OBJECTIVE:
From the records, pick out and copy each line containing "text".

Part of a data file
□ □ □ □

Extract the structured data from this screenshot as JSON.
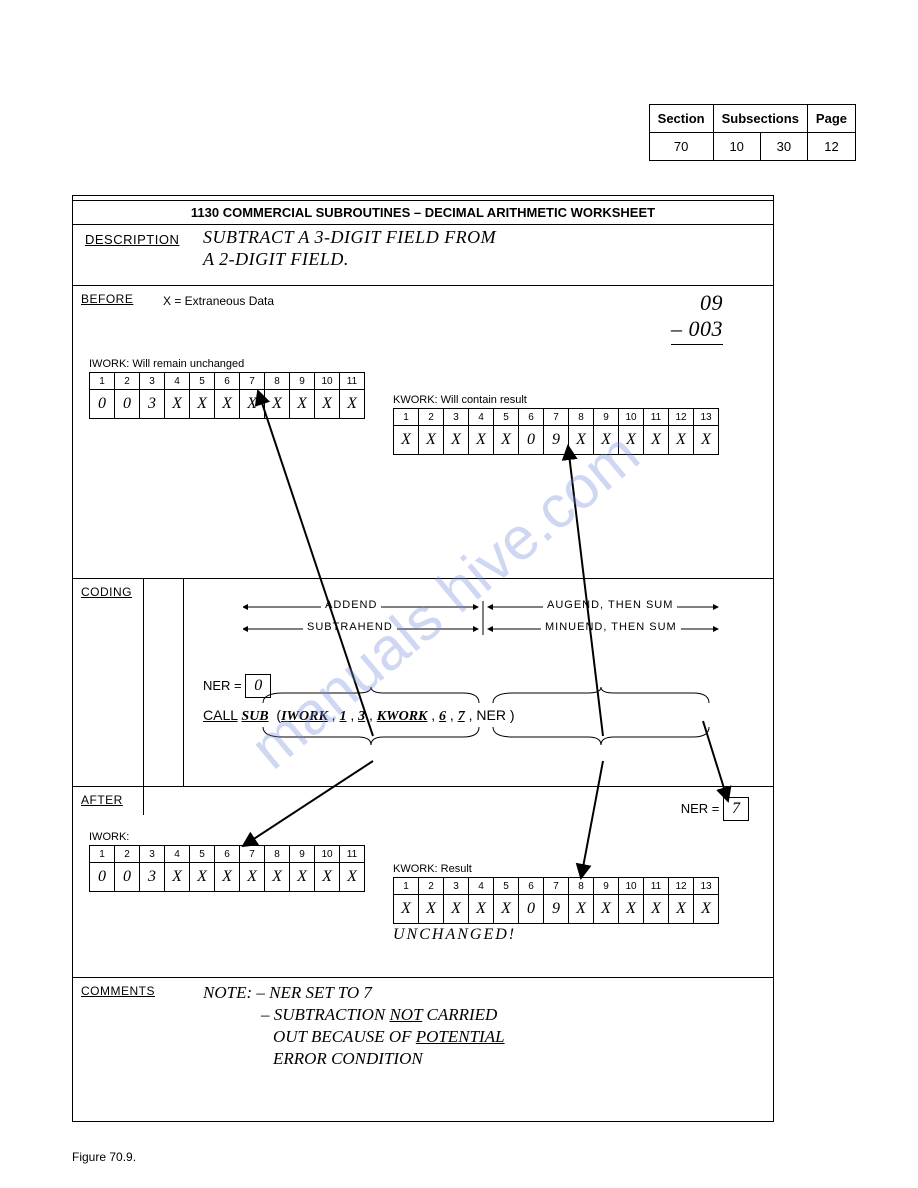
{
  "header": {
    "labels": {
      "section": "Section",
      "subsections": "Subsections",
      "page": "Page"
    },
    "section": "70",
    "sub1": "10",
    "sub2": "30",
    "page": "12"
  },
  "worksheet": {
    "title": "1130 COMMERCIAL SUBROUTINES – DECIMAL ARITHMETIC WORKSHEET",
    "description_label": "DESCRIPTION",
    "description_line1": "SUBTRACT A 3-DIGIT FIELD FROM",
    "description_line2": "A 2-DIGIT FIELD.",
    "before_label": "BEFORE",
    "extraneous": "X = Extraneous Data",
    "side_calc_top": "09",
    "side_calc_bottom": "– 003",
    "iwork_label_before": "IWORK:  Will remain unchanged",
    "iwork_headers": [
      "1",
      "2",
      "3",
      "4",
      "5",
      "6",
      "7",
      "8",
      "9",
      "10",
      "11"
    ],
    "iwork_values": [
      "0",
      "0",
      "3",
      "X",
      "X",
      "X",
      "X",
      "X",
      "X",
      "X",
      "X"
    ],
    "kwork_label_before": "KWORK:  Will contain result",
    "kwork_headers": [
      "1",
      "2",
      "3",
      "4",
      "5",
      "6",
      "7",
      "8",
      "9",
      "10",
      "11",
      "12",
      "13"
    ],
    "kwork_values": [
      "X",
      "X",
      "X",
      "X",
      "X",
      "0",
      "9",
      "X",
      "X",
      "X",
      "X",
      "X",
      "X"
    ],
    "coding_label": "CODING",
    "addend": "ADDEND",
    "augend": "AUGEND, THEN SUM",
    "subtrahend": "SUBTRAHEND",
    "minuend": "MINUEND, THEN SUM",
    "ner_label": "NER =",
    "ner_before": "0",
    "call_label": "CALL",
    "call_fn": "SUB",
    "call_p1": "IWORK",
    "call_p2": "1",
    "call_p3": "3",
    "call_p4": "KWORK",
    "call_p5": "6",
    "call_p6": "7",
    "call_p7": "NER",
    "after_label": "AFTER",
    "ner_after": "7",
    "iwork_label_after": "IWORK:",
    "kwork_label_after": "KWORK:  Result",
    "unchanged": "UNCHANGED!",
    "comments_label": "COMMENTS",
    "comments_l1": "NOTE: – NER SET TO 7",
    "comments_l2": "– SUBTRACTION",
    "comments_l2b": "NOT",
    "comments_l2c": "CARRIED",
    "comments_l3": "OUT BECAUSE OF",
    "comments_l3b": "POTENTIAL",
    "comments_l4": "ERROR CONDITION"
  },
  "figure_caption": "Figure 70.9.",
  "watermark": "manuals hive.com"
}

□ □ □ □

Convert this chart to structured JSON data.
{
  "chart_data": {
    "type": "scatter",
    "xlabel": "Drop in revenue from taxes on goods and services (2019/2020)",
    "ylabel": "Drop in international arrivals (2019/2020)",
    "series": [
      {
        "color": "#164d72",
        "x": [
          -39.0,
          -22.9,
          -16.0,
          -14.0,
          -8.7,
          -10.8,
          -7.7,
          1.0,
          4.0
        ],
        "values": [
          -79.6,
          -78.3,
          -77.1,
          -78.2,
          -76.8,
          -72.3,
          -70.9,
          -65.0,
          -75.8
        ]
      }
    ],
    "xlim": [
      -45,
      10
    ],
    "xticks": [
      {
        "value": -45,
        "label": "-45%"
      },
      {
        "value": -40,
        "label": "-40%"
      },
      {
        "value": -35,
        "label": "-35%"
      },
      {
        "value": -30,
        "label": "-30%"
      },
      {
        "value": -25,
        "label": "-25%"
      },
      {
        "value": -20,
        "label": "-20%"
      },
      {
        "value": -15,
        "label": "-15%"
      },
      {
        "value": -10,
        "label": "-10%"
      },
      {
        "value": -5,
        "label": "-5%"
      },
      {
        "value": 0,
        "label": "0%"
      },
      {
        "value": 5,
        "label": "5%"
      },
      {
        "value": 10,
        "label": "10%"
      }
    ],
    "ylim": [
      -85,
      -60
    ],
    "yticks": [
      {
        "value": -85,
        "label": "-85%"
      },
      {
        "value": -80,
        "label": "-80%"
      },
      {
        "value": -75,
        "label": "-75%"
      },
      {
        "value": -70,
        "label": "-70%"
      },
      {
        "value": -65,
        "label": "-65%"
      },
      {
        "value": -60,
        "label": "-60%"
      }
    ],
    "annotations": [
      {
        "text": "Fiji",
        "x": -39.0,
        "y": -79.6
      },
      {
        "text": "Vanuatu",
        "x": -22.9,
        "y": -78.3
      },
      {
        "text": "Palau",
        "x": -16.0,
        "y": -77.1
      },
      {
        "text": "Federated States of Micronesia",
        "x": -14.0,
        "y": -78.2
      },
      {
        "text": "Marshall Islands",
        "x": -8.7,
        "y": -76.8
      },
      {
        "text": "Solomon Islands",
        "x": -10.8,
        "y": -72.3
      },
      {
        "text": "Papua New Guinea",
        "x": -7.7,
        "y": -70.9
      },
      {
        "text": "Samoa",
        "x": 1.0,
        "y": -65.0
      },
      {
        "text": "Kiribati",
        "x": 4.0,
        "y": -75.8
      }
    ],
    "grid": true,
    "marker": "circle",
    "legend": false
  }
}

□ □ □ □

SOLUTION FOR THIS EXERCISE:
        "text": "Fiji",
        "text": "Vanuatu",
        "text": "Palau",
        "text": "Federated States of Micronesia",
        "text": "Marshall Islands",
        "text": "Solomon Islands",
        "text": "Papua New Guinea",
        "text": "Samoa",
        "text": "Kiribati",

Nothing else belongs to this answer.